**Source records:**
#####

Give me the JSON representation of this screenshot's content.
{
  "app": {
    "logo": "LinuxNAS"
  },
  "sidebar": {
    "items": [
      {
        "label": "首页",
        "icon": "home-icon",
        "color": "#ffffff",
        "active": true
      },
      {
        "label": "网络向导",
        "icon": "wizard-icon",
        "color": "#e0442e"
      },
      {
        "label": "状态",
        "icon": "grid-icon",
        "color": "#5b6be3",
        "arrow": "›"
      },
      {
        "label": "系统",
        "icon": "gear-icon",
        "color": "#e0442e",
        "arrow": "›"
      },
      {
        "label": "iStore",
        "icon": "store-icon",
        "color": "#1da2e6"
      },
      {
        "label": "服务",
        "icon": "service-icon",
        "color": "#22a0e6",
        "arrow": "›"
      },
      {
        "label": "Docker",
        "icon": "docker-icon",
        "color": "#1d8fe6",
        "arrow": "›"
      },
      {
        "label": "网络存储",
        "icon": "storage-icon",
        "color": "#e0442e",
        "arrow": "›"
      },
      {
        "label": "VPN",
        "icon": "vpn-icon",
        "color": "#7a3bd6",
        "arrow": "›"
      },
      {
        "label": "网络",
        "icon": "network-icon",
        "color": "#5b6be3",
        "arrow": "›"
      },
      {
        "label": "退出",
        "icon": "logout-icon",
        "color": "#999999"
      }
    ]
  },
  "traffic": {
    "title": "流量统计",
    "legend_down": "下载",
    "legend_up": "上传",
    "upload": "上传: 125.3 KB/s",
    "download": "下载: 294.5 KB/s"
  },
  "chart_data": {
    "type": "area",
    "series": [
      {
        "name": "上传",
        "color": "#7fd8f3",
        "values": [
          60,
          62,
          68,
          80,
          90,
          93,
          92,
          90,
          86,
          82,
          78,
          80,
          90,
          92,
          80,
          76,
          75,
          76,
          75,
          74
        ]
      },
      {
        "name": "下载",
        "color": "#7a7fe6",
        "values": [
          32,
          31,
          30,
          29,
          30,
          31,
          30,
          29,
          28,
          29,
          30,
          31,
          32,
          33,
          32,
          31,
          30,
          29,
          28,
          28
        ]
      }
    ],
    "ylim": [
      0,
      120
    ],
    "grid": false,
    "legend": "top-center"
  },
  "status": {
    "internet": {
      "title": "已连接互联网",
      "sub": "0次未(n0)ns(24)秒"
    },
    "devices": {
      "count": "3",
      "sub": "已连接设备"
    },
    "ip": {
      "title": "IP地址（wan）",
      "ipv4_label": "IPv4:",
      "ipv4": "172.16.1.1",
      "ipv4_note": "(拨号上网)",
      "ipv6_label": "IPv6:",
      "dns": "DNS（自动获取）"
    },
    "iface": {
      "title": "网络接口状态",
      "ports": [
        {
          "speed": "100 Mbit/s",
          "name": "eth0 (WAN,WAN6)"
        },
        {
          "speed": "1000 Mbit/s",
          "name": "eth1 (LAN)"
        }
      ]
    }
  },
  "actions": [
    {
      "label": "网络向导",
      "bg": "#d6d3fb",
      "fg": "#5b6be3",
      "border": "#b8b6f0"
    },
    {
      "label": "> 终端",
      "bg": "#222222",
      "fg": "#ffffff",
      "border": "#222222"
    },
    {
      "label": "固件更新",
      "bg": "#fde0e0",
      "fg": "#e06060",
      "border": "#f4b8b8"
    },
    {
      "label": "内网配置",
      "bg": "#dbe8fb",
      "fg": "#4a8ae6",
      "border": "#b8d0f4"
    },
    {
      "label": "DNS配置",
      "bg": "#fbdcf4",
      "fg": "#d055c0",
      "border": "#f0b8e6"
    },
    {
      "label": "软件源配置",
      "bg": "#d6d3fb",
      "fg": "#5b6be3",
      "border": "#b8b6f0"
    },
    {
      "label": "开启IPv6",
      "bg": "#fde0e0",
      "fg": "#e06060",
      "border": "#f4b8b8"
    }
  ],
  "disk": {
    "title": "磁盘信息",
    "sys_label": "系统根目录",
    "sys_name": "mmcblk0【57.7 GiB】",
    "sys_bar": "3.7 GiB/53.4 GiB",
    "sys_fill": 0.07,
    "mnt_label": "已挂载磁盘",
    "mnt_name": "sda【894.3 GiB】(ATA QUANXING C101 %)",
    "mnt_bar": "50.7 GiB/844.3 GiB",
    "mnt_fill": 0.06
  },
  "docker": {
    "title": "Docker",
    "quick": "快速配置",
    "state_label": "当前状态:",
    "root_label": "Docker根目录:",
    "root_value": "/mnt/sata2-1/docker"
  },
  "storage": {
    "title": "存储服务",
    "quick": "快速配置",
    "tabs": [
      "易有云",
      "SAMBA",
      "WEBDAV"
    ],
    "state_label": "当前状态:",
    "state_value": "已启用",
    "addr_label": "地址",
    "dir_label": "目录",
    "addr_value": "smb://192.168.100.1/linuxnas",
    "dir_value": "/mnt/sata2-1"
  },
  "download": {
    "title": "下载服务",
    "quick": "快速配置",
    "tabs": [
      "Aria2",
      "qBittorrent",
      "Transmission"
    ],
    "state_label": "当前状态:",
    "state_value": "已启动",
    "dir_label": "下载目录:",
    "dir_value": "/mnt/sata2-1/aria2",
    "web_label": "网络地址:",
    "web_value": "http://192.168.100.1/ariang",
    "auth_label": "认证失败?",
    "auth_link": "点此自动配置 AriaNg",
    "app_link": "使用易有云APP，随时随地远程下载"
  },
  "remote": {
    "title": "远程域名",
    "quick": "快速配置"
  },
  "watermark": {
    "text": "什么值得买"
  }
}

#####

**Short task:**
Repeat the data above, word for word.

**Final result:**
Give me the JSON representation of this screenshot's content.
{
  "app": {
    "logo": "LinuxNAS"
  },
  "sidebar": {
    "items": [
      {
        "label": "首页",
        "icon": "home-icon",
        "color": "#ffffff",
        "active": true
      },
      {
        "label": "网络向导",
        "icon": "wizard-icon",
        "color": "#e0442e"
      },
      {
        "label": "状态",
        "icon": "grid-icon",
        "color": "#5b6be3",
        "arrow": "›"
      },
      {
        "label": "系统",
        "icon": "gear-icon",
        "color": "#e0442e",
        "arrow": "›"
      },
      {
        "label": "iStore",
        "icon": "store-icon",
        "color": "#1da2e6"
      },
      {
        "label": "服务",
        "icon": "service-icon",
        "color": "#22a0e6",
        "arrow": "›"
      },
      {
        "label": "Docker",
        "icon": "docker-icon",
        "color": "#1d8fe6",
        "arrow": "›"
      },
      {
        "label": "网络存储",
        "icon": "storage-icon",
        "color": "#e0442e",
        "arrow": "›"
      },
      {
        "label": "VPN",
        "icon": "vpn-icon",
        "color": "#7a3bd6",
        "arrow": "›"
      },
      {
        "label": "网络",
        "icon": "network-icon",
        "color": "#5b6be3",
        "arrow": "›"
      },
      {
        "label": "退出",
        "icon": "logout-icon",
        "color": "#999999"
      }
    ]
  },
  "traffic": {
    "title": "流量统计",
    "legend_down": "下载",
    "legend_up": "上传",
    "upload": "上传: 125.3 KB/s",
    "download": "下载: 294.5 KB/s"
  },
  "chart_data": {
    "type": "area",
    "series": [
      {
        "name": "上传",
        "color": "#7fd8f3",
        "values": [
          60,
          62,
          68,
          80,
          90,
          93,
          92,
          90,
          86,
          82,
          78,
          80,
          90,
          92,
          80,
          76,
          75,
          76,
          75,
          74
        ]
      },
      {
        "name": "下载",
        "color": "#7a7fe6",
        "values": [
          32,
          31,
          30,
          29,
          30,
          31,
          30,
          29,
          28,
          29,
          30,
          31,
          32,
          33,
          32,
          31,
          30,
          29,
          28,
          28
        ]
      }
    ],
    "ylim": [
      0,
      120
    ],
    "grid": false,
    "legend": "top-center"
  },
  "status": {
    "internet": {
      "title": "已连接互联网",
      "sub": "0次未(n0)ns(24)秒"
    },
    "devices": {
      "count": "3",
      "sub": "已连接设备"
    },
    "ip": {
      "title": "IP地址（wan）",
      "ipv4_label": "IPv4:",
      "ipv4": "172.16.1.1",
      "ipv4_note": "(拨号上网)",
      "ipv6_label": "IPv6:",
      "dns": "DNS（自动获取）"
    },
    "iface": {
      "title": "网络接口状态",
      "ports": [
        {
          "speed": "100 Mbit/s",
          "name": "eth0 (WAN,WAN6)"
        },
        {
          "speed": "1000 Mbit/s",
          "name": "eth1 (LAN)"
        }
      ]
    }
  },
  "actions": [
    {
      "label": "网络向导",
      "bg": "#d6d3fb",
      "fg": "#5b6be3",
      "border": "#b8b6f0"
    },
    {
      "label": "> 终端",
      "bg": "#222222",
      "fg": "#ffffff",
      "border": "#222222"
    },
    {
      "label": "固件更新",
      "bg": "#fde0e0",
      "fg": "#e06060",
      "border": "#f4b8b8"
    },
    {
      "label": "内网配置",
      "bg": "#dbe8fb",
      "fg": "#4a8ae6",
      "border": "#b8d0f4"
    },
    {
      "label": "DNS配置",
      "bg": "#fbdcf4",
      "fg": "#d055c0",
      "border": "#f0b8e6"
    },
    {
      "label": "软件源配置",
      "bg": "#d6d3fb",
      "fg": "#5b6be3",
      "border": "#b8b6f0"
    },
    {
      "label": "开启IPv6",
      "bg": "#fde0e0",
      "fg": "#e06060",
      "border": "#f4b8b8"
    }
  ],
  "disk": {
    "title": "磁盘信息",
    "sys_label": "系统根目录",
    "sys_name": "mmcblk0【57.7 GiB】",
    "sys_bar": "3.7 GiB/53.4 GiB",
    "sys_fill": 0.07,
    "mnt_label": "已挂载磁盘",
    "mnt_name": "sda【894.3 GiB】(ATA QUANXING C101 %)",
    "mnt_bar": "50.7 GiB/844.3 GiB",
    "mnt_fill": 0.06
  },
  "docker": {
    "title": "Docker",
    "quick": "快速配置",
    "state_label": "当前状态:",
    "root_label": "Docker根目录:",
    "root_value": "/mnt/sata2-1/docker"
  },
  "storage": {
    "title": "存储服务",
    "quick": "快速配置",
    "tabs": [
      "易有云",
      "SAMBA",
      "WEBDAV"
    ],
    "state_label": "当前状态:",
    "state_value": "已启用",
    "addr_label": "地址",
    "dir_label": "目录",
    "addr_value": "smb://192.168.100.1/linuxnas",
    "dir_value": "/mnt/sata2-1"
  },
  "download": {
    "title": "下载服务",
    "quick": "快速配置",
    "tabs": [
      "Aria2",
      "qBittorrent",
      "Transmission"
    ],
    "state_label": "当前状态:",
    "state_value": "已启动",
    "dir_label": "下载目录:",
    "dir_value": "/mnt/sata2-1/aria2",
    "web_label": "网络地址:",
    "web_value": "http://192.168.100.1/ariang",
    "auth_label": "认证失败?",
    "auth_link": "点此自动配置 AriaNg",
    "app_link": "使用易有云APP，随时随地远程下载"
  },
  "remote": {
    "title": "远程域名",
    "quick": "快速配置"
  },
  "watermark": {
    "text": "什么值得买"
  }
}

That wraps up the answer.